start Exercise material
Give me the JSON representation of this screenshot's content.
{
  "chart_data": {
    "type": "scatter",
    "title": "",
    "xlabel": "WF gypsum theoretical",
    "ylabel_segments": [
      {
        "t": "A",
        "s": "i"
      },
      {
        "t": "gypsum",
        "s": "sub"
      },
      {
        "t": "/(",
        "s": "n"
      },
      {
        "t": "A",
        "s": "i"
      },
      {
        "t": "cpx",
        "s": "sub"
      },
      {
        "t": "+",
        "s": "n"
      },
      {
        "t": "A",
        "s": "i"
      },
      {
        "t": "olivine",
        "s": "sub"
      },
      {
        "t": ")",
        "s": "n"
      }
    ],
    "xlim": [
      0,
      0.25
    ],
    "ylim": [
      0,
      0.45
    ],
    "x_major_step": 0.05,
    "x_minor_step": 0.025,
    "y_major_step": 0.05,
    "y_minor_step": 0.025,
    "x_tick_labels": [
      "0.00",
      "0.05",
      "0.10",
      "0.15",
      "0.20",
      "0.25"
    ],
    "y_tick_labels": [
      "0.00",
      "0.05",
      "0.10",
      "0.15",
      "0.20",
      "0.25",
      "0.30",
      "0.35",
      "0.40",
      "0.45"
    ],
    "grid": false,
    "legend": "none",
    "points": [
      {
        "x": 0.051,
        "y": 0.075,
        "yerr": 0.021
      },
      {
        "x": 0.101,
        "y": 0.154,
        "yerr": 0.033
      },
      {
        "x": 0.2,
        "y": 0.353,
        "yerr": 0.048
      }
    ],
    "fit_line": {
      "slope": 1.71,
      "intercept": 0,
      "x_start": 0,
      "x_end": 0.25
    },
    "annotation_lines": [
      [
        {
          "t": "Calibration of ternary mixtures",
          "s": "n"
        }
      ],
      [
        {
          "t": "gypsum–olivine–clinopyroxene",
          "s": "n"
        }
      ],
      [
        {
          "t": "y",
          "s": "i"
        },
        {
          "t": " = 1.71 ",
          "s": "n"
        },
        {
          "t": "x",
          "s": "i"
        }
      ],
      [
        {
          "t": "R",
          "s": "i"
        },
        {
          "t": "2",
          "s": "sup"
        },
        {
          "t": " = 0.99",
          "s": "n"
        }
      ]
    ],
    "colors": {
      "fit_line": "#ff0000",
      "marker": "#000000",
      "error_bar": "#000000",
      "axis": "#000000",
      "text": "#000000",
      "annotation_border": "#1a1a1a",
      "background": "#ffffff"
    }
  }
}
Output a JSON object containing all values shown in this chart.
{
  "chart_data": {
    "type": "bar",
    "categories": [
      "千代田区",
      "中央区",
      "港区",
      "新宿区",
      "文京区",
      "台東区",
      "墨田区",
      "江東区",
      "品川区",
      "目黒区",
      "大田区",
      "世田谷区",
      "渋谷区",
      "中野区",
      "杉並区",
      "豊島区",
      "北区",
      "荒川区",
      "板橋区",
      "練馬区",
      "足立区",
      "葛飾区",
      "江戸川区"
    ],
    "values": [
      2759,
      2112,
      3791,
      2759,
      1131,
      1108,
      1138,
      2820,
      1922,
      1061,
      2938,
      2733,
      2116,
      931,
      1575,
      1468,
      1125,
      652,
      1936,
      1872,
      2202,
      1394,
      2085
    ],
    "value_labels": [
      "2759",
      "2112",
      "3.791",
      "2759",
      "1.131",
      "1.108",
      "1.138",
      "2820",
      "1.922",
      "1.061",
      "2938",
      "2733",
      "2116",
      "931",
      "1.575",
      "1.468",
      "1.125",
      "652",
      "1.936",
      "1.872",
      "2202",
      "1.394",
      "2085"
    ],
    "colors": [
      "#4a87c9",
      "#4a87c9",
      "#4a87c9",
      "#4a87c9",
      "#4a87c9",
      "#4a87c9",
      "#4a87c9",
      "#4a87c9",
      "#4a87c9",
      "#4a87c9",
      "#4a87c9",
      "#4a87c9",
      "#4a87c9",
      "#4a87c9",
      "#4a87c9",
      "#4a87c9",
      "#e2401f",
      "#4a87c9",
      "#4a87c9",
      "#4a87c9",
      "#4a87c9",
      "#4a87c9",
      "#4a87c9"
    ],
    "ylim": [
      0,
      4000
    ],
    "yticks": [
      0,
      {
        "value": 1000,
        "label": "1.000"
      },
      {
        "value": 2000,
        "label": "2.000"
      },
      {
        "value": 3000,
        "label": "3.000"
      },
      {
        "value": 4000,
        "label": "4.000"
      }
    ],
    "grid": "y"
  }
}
end Exercise material
List each line in the listing that contains the string "this".

Complete response:
Give me the JSON representation of this screenshot's content.
Output a JSON object containing all values shown in this chart.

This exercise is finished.